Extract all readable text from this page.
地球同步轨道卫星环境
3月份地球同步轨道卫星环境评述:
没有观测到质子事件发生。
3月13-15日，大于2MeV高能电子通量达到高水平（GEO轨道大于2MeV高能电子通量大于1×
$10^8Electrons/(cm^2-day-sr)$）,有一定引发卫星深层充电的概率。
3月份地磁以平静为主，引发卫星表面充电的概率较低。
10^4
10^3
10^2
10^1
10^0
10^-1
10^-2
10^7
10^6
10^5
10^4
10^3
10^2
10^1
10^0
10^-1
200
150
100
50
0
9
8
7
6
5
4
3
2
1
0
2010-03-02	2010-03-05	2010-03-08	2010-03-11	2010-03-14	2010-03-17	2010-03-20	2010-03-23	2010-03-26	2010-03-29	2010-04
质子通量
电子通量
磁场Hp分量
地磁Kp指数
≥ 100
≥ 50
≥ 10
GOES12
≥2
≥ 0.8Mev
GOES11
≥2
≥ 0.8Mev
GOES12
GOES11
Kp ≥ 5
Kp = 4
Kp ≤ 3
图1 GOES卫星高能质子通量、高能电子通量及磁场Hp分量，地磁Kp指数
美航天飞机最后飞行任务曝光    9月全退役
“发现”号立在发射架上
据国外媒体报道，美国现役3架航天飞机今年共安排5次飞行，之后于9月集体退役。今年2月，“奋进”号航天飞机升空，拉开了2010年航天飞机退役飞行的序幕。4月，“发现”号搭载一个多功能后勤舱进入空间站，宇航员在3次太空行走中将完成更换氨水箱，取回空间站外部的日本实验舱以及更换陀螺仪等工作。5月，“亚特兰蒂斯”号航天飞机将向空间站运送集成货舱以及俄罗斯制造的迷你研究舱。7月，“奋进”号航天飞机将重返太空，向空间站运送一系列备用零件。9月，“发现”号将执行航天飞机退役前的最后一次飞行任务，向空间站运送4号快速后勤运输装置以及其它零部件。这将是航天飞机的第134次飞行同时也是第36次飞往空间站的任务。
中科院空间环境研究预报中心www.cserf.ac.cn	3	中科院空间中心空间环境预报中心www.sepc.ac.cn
--*--
Exactly how many lines in the data above contain the word "地磁Kp指数"? Respond with the number and nothing more.

• _Solution below_
2